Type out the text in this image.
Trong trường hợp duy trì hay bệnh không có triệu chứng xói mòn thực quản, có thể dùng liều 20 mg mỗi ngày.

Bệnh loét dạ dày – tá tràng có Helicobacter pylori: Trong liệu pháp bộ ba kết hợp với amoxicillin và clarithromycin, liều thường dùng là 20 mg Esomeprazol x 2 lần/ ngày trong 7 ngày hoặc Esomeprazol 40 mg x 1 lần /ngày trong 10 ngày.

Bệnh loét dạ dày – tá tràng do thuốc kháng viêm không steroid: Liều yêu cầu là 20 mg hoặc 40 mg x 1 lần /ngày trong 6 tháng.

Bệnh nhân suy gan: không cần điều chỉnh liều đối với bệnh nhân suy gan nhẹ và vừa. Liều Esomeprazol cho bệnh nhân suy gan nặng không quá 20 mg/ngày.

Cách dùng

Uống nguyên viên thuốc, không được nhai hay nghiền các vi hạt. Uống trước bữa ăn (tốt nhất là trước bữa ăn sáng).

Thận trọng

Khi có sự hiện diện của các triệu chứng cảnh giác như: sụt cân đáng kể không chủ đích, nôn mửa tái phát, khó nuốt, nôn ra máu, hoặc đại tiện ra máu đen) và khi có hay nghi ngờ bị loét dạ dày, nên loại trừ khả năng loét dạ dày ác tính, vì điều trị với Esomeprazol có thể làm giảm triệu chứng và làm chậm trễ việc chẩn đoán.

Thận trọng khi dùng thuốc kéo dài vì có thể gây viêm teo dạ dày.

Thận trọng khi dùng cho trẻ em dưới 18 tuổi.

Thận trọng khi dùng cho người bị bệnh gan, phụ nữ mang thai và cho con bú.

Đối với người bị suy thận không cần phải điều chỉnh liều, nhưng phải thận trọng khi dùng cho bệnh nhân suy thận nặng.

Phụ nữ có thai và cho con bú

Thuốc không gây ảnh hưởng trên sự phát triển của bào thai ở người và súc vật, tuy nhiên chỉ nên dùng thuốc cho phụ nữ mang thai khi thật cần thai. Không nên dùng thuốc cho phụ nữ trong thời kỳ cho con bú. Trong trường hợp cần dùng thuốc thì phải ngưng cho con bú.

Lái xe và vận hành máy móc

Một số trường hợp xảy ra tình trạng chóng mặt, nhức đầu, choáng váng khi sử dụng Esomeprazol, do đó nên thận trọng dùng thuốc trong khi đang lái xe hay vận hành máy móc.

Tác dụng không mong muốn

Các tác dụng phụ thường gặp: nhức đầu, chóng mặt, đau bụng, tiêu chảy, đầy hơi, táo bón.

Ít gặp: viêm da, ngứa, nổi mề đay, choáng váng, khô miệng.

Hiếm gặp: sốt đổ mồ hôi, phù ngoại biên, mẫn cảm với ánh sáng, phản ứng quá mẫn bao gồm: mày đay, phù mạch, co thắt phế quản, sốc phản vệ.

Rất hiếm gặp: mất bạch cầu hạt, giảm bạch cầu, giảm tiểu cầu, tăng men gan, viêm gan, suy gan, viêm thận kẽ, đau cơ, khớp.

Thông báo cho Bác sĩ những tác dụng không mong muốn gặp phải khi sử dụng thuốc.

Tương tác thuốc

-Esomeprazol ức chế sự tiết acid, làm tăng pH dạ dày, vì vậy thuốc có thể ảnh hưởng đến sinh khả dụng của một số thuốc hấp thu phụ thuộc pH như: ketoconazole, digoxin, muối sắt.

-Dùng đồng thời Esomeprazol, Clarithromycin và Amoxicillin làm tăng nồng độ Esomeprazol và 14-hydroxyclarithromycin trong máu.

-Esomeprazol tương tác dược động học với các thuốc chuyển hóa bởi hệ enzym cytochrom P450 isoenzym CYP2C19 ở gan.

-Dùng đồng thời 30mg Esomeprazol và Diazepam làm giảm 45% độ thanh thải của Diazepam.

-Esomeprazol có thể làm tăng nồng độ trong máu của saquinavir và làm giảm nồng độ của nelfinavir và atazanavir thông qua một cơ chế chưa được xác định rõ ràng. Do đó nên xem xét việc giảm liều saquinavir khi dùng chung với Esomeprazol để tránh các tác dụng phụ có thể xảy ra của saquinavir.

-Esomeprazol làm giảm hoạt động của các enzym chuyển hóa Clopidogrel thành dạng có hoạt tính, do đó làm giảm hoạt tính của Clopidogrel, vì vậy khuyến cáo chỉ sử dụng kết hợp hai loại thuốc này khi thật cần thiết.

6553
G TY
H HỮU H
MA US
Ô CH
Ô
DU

=-=-=

EXERCISE INSTRUCTIONS: Make an exact copy of every line in the data.

THE RESULT:
Type out the text in this image.
Trong trường hợp duy trì hay bệnh không có triệu chứng xói mòn thực quản, có thể dùng liều 20 mg mỗi ngày.

Bệnh loét dạ dày – tá tràng có Helicobacter pylori: Trong liệu pháp bộ ba kết hợp với amoxicillin và clarithromycin, liều thường dùng là 20 mg Esomeprazol x 2 lần/ ngày trong 7 ngày hoặc Esomeprazol 40 mg x 1 lần /ngày trong 10 ngày.

Bệnh loét dạ dày – tá tràng do thuốc kháng viêm không steroid: Liều yêu cầu là 20 mg hoặc 40 mg x 1 lần /ngày trong 6 tháng.

Bệnh nhân suy gan: không cần điều chỉnh liều đối với bệnh nhân suy gan nhẹ và vừa. Liều Esomeprazol cho bệnh nhân suy gan nặng không quá 20 mg/ngày.

Cách dùng

Uống nguyên viên thuốc, không được nhai hay nghiền các vi hạt. Uống trước bữa ăn (tốt nhất là trước bữa ăn sáng).

Thận trọng

Khi có sự hiện diện của các triệu chứng cảnh giác như: sụt cân đáng kể không chủ đích, nôn mửa tái phát, khó nuốt, nôn ra máu, hoặc đại tiện ra máu đen) và khi có hay nghi ngờ bị loét dạ dày, nên loại trừ khả năng loét dạ dày ác tính, vì điều trị với Esomeprazol có thể làm giảm triệu chứng và làm chậm trễ việc chẩn đoán.

Thận trọng khi dùng thuốc kéo dài vì có thể gây viêm teo dạ dày.

Thận trọng khi dùng cho trẻ em dưới 18 tuổi.

Thận trọng khi dùng cho người bị bệnh gan, phụ nữ mang thai và cho con bú.

Đối với người bị suy thận không cần phải điều chỉnh liều, nhưng phải thận trọng khi dùng cho bệnh nhân suy thận nặng.

Phụ nữ có thai và cho con bú

Thuốc không gây ảnh hưởng trên sự phát triển của bào thai ở người và súc vật, tuy nhiên chỉ nên dùng thuốc cho phụ nữ mang thai khi thật cần thai. Không nên dùng thuốc cho phụ nữ trong thời kỳ cho con bú. Trong trường hợp cần dùng thuốc thì phải ngưng cho con bú.

Lái xe và vận hành máy móc

Một số trường hợp xảy ra tình trạng chóng mặt, nhức đầu, choáng váng khi sử dụng Esomeprazol, do đó nên thận trọng dùng thuốc trong khi đang lái xe hay vận hành máy móc.

Tác dụng không mong muốn

Các tác dụng phụ thường gặp: nhức đầu, chóng mặt, đau bụng, tiêu chảy, đầy hơi, táo bón.

Ít gặp: viêm da, ngứa, nổi mề đay, choáng váng, khô miệng.

Hiếm gặp: sốt đổ mồ hôi, phù ngoại biên, mẫn cảm với ánh sáng, phản ứng quá mẫn bao gồm: mày đay, phù mạch, co thắt phế quản, sốc phản vệ.

Rất hiếm gặp: mất bạch cầu hạt, giảm bạch cầu, giảm tiểu cầu, tăng men gan, viêm gan, suy gan, viêm thận kẽ, đau cơ, khớp.

Thông báo cho Bác sĩ những tác dụng không mong muốn gặp phải khi sử dụng thuốc.

Tương tác thuốc

-Esomeprazol ức chế sự tiết acid, làm tăng pH dạ dày, vì vậy thuốc có thể ảnh hưởng đến sinh khả dụng của một số thuốc hấp thu phụ thuộc pH như: ketoconazole, digoxin, muối sắt.

-Dùng đồng thời Esomeprazol, Clarithromycin và Amoxicillin làm tăng nồng độ Esomeprazol và 14-hydroxyclarithromycin trong máu.

-Esomeprazol tương tác dược động học với các thuốc chuyển hóa bởi hệ enzym cytochrom P450 isoenzym CYP2C19 ở gan.

-Dùng đồng thời 30mg Esomeprazol và Diazepam làm giảm 45% độ thanh thải của Diazepam.

-Esomeprazol có thể làm tăng nồng độ trong máu của saquinavir và làm giảm nồng độ của nelfinavir và atazanavir thông qua một cơ chế chưa được xác định rõ ràng. Do đó nên xem xét việc giảm liều saquinavir khi dùng chung với Esomeprazol để tránh các tác dụng phụ có thể xảy ra của saquinavir.

-Esomeprazol làm giảm hoạt động của các enzym chuyển hóa Clopidogrel thành dạng có hoạt tính, do đó làm giảm hoạt tính của Clopidogrel, vì vậy khuyến cáo chỉ sử dụng kết hợp hai loại thuốc này khi thật cần thiết.

6553
G TY
H HỮU H
MA US
Ô CH
Ô
DU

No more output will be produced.